GIVEN PROBLEM: Reproduce the records below exactly as they appear.

Records that describe figures:
## START

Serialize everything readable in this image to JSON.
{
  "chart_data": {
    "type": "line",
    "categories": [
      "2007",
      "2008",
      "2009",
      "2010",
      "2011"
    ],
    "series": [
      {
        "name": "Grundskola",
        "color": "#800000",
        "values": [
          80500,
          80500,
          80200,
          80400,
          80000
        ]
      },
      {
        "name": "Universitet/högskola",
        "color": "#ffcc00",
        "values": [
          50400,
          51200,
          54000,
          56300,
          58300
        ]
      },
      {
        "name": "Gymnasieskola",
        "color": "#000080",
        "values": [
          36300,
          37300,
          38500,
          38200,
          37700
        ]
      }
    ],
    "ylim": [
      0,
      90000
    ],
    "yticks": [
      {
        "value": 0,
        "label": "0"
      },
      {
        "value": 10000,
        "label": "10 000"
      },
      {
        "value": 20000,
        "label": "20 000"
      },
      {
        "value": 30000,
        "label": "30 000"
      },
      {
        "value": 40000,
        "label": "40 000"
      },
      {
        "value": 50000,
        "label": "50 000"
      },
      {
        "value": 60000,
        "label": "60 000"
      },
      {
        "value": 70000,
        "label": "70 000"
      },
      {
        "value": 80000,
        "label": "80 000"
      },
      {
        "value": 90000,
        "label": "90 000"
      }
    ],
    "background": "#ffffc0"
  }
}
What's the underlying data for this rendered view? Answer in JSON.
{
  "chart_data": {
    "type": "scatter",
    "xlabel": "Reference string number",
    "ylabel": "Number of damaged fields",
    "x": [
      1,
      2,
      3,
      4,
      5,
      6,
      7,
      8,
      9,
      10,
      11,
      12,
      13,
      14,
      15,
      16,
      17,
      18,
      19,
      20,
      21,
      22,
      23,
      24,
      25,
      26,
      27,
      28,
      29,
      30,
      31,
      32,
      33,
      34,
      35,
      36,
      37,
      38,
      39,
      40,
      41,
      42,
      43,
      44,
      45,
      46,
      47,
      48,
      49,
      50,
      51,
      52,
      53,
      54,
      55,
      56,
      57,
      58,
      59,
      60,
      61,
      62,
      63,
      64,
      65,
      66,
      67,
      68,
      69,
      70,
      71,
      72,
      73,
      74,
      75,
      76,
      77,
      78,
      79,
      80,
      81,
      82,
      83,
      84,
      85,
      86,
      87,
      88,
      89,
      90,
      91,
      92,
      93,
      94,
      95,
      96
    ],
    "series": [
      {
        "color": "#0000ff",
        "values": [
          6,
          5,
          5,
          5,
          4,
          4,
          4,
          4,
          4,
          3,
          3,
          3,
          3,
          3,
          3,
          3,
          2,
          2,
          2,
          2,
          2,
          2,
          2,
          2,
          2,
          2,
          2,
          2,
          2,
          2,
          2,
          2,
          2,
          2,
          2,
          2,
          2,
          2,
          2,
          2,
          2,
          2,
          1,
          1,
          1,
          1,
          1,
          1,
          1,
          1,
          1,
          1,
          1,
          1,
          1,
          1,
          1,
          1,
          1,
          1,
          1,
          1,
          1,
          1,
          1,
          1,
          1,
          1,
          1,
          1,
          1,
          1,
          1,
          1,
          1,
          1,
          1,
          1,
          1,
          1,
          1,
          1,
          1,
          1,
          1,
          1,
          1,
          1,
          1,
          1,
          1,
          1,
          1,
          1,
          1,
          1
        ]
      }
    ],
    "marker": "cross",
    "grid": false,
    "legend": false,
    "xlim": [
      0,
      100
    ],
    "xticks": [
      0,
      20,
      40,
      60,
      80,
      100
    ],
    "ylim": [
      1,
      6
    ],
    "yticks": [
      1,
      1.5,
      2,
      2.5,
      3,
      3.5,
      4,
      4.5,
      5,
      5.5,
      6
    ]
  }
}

## END

CORRECT OUTPUT:
Serialize everything readable in this image to JSON.
{
  "chart_data": {
    "type": "line",
    "categories": [
      "2007",
      "2008",
      "2009",
      "2010",
      "2011"
    ],
    "series": [
      {
        "name": "Grundskola",
        "color": "#800000",
        "values": [
          80500,
          80500,
          80200,
          80400,
          80000
        ]
      },
      {
        "name": "Universitet/högskola",
        "color": "#ffcc00",
        "values": [
          50400,
          51200,
          54000,
          56300,
          58300
        ]
      },
      {
        "name": "Gymnasieskola",
        "color": "#000080",
        "values": [
          36300,
          37300,
          38500,
          38200,
          37700
        ]
      }
    ],
    "ylim": [
      0,
      90000
    ],
    "yticks": [
      {
        "value": 0,
        "label": "0"
      },
      {
        "value": 10000,
        "label": "10 000"
      },
      {
        "value": 20000,
        "label": "20 000"
      },
      {
        "value": 30000,
        "label": "30 000"
      },
      {
        "value": 40000,
        "label": "40 000"
      },
      {
        "value": 50000,
        "label": "50 000"
      },
      {
        "value": 60000,
        "label": "60 000"
      },
      {
        "value": 70000,
        "label": "70 000"
      },
      {
        "value": 80000,
        "label": "80 000"
      },
      {
        "value": 90000,
        "label": "90 000"
      }
    ],
    "background": "#ffffc0"
  }
}
What's the underlying data for this rendered view? Answer in JSON.
{
  "chart_data": {
    "type": "scatter",
    "xlabel": "Reference string number",
    "ylabel": "Number of damaged fields",
    "x": [
      1,
      2,
      3,
      4,
      5,
      6,
      7,
      8,
      9,
      10,
      11,
      12,
      13,
      14,
      15,
      16,
      17,
      18,
      19,
      20,
      21,
      22,
      23,
      24,
      25,
      26,
      27,
      28,
      29,
      30,
      31,
      32,
      33,
      34,
      35,
      36,
      37,
      38,
      39,
      40,
      41,
      42,
      43,
      44,
      45,
      46,
      47,
      48,
      49,
      50,
      51,
      52,
      53,
      54,
      55,
      56,
      57,
      58,
      59,
      60,
      61,
      62,
      63,
      64,
      65,
      66,
      67,
      68,
      69,
      70,
      71,
      72,
      73,
      74,
      75,
      76,
      77,
      78,
      79,
      80,
      81,
      82,
      83,
      84,
      85,
      86,
      87,
      88,
      89,
      90,
      91,
      92,
      93,
      94,
      95,
      96
    ],
    "series": [
      {
        "color": "#0000ff",
        "values": [
          6,
          5,
          5,
          5,
          4,
          4,
          4,
          4,
          4,
          3,
          3,
          3,
          3,
          3,
          3,
          3,
          2,
          2,
          2,
          2,
          2,
          2,
          2,
          2,
          2,
          2,
          2,
          2,
          2,
          2,
          2,
          2,
          2,
          2,
          2,
          2,
          2,
          2,
          2,
          2,
          2,
          2,
          1,
          1,
          1,
          1,
          1,
          1,
          1,
          1,
          1,
          1,
          1,
          1,
          1,
          1,
          1,
          1,
          1,
          1,
          1,
          1,
          1,
          1,
          1,
          1,
          1,
          1,
          1,
          1,
          1,
          1,
          1,
          1,
          1,
          1,
          1,
          1,
          1,
          1,
          1,
          1,
          1,
          1,
          1,
          1,
          1,
          1,
          1,
          1,
          1,
          1,
          1,
          1,
          1,
          1
        ]
      }
    ],
    "marker": "cross",
    "grid": false,
    "legend": false,
    "xlim": [
      0,
      100
    ],
    "xticks": [
      0,
      20,
      40,
      60,
      80,
      100
    ],
    "ylim": [
      1,
      6
    ],
    "yticks": [
      1,
      1.5,
      2,
      2.5,
      3,
      3.5,
      4,
      4.5,
      5,
      5.5,
      6
    ]
  }
}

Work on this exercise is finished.